(Given data):
>>>
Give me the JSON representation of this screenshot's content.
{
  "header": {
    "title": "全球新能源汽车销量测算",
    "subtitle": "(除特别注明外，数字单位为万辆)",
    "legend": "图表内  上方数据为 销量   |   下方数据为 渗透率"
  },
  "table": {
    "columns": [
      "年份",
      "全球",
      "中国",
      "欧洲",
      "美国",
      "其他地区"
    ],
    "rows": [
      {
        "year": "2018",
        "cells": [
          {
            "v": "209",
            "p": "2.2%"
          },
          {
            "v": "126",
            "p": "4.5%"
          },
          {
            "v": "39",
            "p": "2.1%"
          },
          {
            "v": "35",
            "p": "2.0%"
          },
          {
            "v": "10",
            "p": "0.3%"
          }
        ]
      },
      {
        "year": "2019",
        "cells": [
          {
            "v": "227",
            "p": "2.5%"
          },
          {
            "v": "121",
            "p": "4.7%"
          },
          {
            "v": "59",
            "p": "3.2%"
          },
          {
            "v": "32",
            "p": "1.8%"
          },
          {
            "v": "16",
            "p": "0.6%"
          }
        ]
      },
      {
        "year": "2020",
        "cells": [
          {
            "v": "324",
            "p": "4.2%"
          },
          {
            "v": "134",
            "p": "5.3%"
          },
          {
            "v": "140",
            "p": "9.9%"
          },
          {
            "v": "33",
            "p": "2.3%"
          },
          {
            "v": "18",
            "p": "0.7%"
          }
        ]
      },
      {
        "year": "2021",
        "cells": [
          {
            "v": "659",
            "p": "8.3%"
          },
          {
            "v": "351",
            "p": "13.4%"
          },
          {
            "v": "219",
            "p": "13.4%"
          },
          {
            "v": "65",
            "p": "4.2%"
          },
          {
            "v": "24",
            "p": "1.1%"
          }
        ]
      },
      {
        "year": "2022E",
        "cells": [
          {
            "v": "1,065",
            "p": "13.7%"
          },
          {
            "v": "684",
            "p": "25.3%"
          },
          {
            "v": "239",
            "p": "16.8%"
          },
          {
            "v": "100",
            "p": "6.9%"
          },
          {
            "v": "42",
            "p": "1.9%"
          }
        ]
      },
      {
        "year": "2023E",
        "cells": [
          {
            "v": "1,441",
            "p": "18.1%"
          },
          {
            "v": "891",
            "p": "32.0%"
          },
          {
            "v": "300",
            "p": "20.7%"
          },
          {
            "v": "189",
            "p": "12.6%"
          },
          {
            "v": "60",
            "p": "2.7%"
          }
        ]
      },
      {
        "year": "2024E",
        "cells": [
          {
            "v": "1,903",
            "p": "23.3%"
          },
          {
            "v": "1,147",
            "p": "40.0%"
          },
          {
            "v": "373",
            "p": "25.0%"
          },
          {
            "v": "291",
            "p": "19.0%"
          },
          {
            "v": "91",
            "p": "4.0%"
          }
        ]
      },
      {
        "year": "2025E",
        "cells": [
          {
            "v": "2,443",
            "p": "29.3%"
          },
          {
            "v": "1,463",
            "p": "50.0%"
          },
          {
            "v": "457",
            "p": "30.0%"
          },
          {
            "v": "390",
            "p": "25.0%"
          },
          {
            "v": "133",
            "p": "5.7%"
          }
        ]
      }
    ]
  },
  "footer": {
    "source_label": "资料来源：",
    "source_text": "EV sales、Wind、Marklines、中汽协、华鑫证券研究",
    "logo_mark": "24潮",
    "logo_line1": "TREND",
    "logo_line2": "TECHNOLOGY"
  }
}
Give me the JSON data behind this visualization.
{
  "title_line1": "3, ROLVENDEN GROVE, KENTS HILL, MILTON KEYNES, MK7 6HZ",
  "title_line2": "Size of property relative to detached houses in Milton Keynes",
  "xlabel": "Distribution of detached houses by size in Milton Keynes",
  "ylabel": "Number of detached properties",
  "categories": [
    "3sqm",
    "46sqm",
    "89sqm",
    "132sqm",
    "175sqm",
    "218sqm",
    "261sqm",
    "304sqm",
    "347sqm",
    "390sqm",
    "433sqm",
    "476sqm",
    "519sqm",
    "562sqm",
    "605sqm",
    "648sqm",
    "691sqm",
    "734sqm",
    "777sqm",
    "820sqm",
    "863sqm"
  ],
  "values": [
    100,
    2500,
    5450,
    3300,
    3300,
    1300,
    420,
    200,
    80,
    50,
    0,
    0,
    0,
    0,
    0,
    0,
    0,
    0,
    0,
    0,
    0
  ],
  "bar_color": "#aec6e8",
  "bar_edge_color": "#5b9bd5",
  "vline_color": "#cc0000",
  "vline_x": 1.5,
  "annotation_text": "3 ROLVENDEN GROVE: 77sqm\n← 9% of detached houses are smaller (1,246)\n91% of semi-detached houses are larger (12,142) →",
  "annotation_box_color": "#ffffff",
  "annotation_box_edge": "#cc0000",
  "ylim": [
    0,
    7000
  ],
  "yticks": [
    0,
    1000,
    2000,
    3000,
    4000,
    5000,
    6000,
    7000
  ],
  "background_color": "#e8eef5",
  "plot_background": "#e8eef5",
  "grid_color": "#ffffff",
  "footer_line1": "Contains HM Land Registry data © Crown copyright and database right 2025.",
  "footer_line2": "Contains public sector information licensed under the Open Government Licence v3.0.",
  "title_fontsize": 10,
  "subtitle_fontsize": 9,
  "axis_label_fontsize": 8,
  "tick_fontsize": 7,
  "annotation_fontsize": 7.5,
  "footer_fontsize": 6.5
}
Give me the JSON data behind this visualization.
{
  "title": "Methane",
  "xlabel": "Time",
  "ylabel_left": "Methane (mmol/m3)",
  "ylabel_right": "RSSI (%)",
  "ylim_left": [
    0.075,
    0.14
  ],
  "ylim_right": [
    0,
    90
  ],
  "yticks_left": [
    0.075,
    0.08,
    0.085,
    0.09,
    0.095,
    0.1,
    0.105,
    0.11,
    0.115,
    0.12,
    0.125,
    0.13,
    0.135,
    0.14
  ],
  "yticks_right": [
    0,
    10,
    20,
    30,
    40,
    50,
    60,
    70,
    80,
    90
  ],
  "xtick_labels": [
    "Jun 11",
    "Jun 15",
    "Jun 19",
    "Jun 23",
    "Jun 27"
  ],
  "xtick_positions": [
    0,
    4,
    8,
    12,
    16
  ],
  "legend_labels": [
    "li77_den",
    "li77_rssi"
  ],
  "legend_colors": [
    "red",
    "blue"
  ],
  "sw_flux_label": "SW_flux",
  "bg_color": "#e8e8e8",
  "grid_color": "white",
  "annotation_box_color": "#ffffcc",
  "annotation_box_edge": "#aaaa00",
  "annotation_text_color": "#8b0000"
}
<<<
(Aim): Reproduce the complete data exactly as presented above.

(Task answer):
Give me the JSON representation of this screenshot's content.
{
  "header": {
    "title": "全球新能源汽车销量测算",
    "subtitle": "(除特别注明外，数字单位为万辆)",
    "legend": "图表内  上方数据为 销量   |   下方数据为 渗透率"
  },
  "table": {
    "columns": [
      "年份",
      "全球",
      "中国",
      "欧洲",
      "美国",
      "其他地区"
    ],
    "rows": [
      {
        "year": "2018",
        "cells": [
          {
            "v": "209",
            "p": "2.2%"
          },
          {
            "v": "126",
            "p": "4.5%"
          },
          {
            "v": "39",
            "p": "2.1%"
          },
          {
            "v": "35",
            "p": "2.0%"
          },
          {
            "v": "10",
            "p": "0.3%"
          }
        ]
      },
      {
        "year": "2019",
        "cells": [
          {
            "v": "227",
            "p": "2.5%"
          },
          {
            "v": "121",
            "p": "4.7%"
          },
          {
            "v": "59",
            "p": "3.2%"
          },
          {
            "v": "32",
            "p": "1.8%"
          },
          {
            "v": "16",
            "p": "0.6%"
          }
        ]
      },
      {
        "year": "2020",
        "cells": [
          {
            "v": "324",
            "p": "4.2%"
          },
          {
            "v": "134",
            "p": "5.3%"
          },
          {
            "v": "140",
            "p": "9.9%"
          },
          {
            "v": "33",
            "p": "2.3%"
          },
          {
            "v": "18",
            "p": "0.7%"
          }
        ]
      },
      {
        "year": "2021",
        "cells": [
          {
            "v": "659",
            "p": "8.3%"
          },
          {
            "v": "351",
            "p": "13.4%"
          },
          {
            "v": "219",
            "p": "13.4%"
          },
          {
            "v": "65",
            "p": "4.2%"
          },
          {
            "v": "24",
            "p": "1.1%"
          }
        ]
      },
      {
        "year": "2022E",
        "cells": [
          {
            "v": "1,065",
            "p": "13.7%"
          },
          {
            "v": "684",
            "p": "25.3%"
          },
          {
            "v": "239",
            "p": "16.8%"
          },
          {
            "v": "100",
            "p": "6.9%"
          },
          {
            "v": "42",
            "p": "1.9%"
          }
        ]
      },
      {
        "year": "2023E",
        "cells": [
          {
            "v": "1,441",
            "p": "18.1%"
          },
          {
            "v": "891",
            "p": "32.0%"
          },
          {
            "v": "300",
            "p": "20.7%"
          },
          {
            "v": "189",
            "p": "12.6%"
          },
          {
            "v": "60",
            "p": "2.7%"
          }
        ]
      },
      {
        "year": "2024E",
        "cells": [
          {
            "v": "1,903",
            "p": "23.3%"
          },
          {
            "v": "1,147",
            "p": "40.0%"
          },
          {
            "v": "373",
            "p": "25.0%"
          },
          {
            "v": "291",
            "p": "19.0%"
          },
          {
            "v": "91",
            "p": "4.0%"
          }
        ]
      },
      {
        "year": "2025E",
        "cells": [
          {
            "v": "2,443",
            "p": "29.3%"
          },
          {
            "v": "1,463",
            "p": "50.0%"
          },
          {
            "v": "457",
            "p": "30.0%"
          },
          {
            "v": "390",
            "p": "25.0%"
          },
          {
            "v": "133",
            "p": "5.7%"
          }
        ]
      }
    ]
  },
  "footer": {
    "source_label": "资料来源：",
    "source_text": "EV sales、Wind、Marklines、中汽协、华鑫证券研究",
    "logo_mark": "24潮",
    "logo_line1": "TREND",
    "logo_line2": "TECHNOLOGY"
  }
}
Give me the JSON data behind this visualization.
{
  "title_line1": "3, ROLVENDEN GROVE, KENTS HILL, MILTON KEYNES, MK7 6HZ",
  "title_line2": "Size of property relative to detached houses in Milton Keynes",
  "xlabel": "Distribution of detached houses by size in Milton Keynes",
  "ylabel": "Number of detached properties",
  "categories": [
    "3sqm",
    "46sqm",
    "89sqm",
    "132sqm",
    "175sqm",
    "218sqm",
    "261sqm",
    "304sqm",
    "347sqm",
    "390sqm",
    "433sqm",
    "476sqm",
    "519sqm",
    "562sqm",
    "605sqm",
    "648sqm",
    "691sqm",
    "734sqm",
    "777sqm",
    "820sqm",
    "863sqm"
  ],
  "values": [
    100,
    2500,
    5450,
    3300,
    3300,
    1300,
    420,
    200,
    80,
    50,
    0,
    0,
    0,
    0,
    0,
    0,
    0,
    0,
    0,
    0,
    0
  ],
  "bar_color": "#aec6e8",
  "bar_edge_color": "#5b9bd5",
  "vline_color": "#cc0000",
  "vline_x": 1.5,
  "annotation_text": "3 ROLVENDEN GROVE: 77sqm\n← 9% of detached houses are smaller (1,246)\n91% of semi-detached houses are larger (12,142) →",
  "annotation_box_color": "#ffffff",
  "annotation_box_edge": "#cc0000",
  "ylim": [
    0,
    7000
  ],
  "yticks": [
    0,
    1000,
    2000,
    3000,
    4000,
    5000,
    6000,
    7000
  ],
  "background_color": "#e8eef5",
  "plot_background": "#e8eef5",
  "grid_color": "#ffffff",
  "footer_line1": "Contains HM Land Registry data © Crown copyright and database right 2025.",
  "footer_line2": "Contains public sector information licensed under the Open Government Licence v3.0.",
  "title_fontsize": 10,
  "subtitle_fontsize": 9,
  "axis_label_fontsize": 8,
  "tick_fontsize": 7,
  "annotation_fontsize": 7.5,
  "footer_fontsize": 6.5
}
Give me the JSON data behind this visualization.
{
  "title": "Methane",
  "xlabel": "Time",
  "ylabel_left": "Methane (mmol/m3)",
  "ylabel_right": "RSSI (%)",
  "ylim_left": [
    0.075,
    0.14
  ],
  "ylim_right": [
    0,
    90
  ],
  "yticks_left": [
    0.075,
    0.08,
    0.085,
    0.09,
    0.095,
    0.1,
    0.105,
    0.11,
    0.115,
    0.12,
    0.125,
    0.13,
    0.135,
    0.14
  ],
  "yticks_right": [
    0,
    10,
    20,
    30,
    40,
    50,
    60,
    70,
    80,
    90
  ],
  "xtick_labels": [
    "Jun 11",
    "Jun 15",
    "Jun 19",
    "Jun 23",
    "Jun 27"
  ],
  "xtick_positions": [
    0,
    4,
    8,
    12,
    16
  ],
  "legend_labels": [
    "li77_den",
    "li77_rssi"
  ],
  "legend_colors": [
    "red",
    "blue"
  ],
  "sw_flux_label": "SW_flux",
  "bg_color": "#e8e8e8",
  "grid_color": "white",
  "annotation_box_color": "#ffffcc",
  "annotation_box_edge": "#aaaa00",
  "annotation_text_color": "#8b0000"
}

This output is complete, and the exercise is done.